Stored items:
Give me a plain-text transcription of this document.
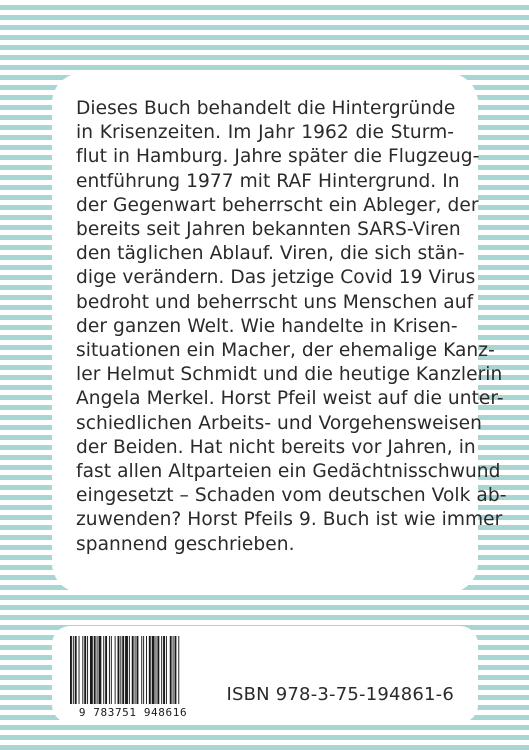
Dieses Buch behandelt die Hintergründe

in Krisenzeiten. Im Jahr 1962 die Sturm-

flut in Hamburg. Jahre später die Flugzeug-

entführung 1977 mit RAF Hintergrund. In

der Gegenwart beherrscht ein Ableger, der

bereits seit Jahren bekannten SARS-Viren

den täglichen Ablauf. Viren, die sich stän-

dige verändern. Das jetzige Covid 19 Virus

bedroht und beherrscht uns Menschen auf

der ganzen Welt. Wie handelte in Krisen-

situationen ein Macher, der ehemalige Kanz-

ler Helmut Schmidt und die heutige Kanzlerin

Angela Merkel. Horst Pfeil weist auf die unter-

schiedlichen Arbeits- und Vorgehensweisen

der Beiden. Hat nicht bereits vor Jahren, in

fast allen Altparteien ein Gedächtnisschwund

eingesetzt – Schaden vom deutschen Volk ab-

zuwenden? Horst Pfeils 9. Buch ist wie immer

spannend geschrieben.

9 783751 948616
ISBN 978-3-75-194861-6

> [Required work] All the lines above are to be given again exactly as they read, with the pictures removed.

> [Result of this task]
Give me a plain-text transcription of this document.
Dieses Buch behandelt die Hintergründe

in Krisenzeiten. Im Jahr 1962 die Sturm-

flut in Hamburg. Jahre später die Flugzeug-

entführung 1977 mit RAF Hintergrund. In

der Gegenwart beherrscht ein Ableger, der

bereits seit Jahren bekannten SARS-Viren

den täglichen Ablauf. Viren, die sich stän-

dige verändern. Das jetzige Covid 19 Virus

bedroht und beherrscht uns Menschen auf

der ganzen Welt. Wie handelte in Krisen-

situationen ein Macher, der ehemalige Kanz-

ler Helmut Schmidt und die heutige Kanzlerin

Angela Merkel. Horst Pfeil weist auf die unter-

schiedlichen Arbeits- und Vorgehensweisen

der Beiden. Hat nicht bereits vor Jahren, in

fast allen Altparteien ein Gedächtnisschwund

eingesetzt – Schaden vom deutschen Volk ab-

zuwenden? Horst Pfeils 9. Buch ist wie immer

spannend geschrieben.

9 783751 948616
ISBN 978-3-75-194861-6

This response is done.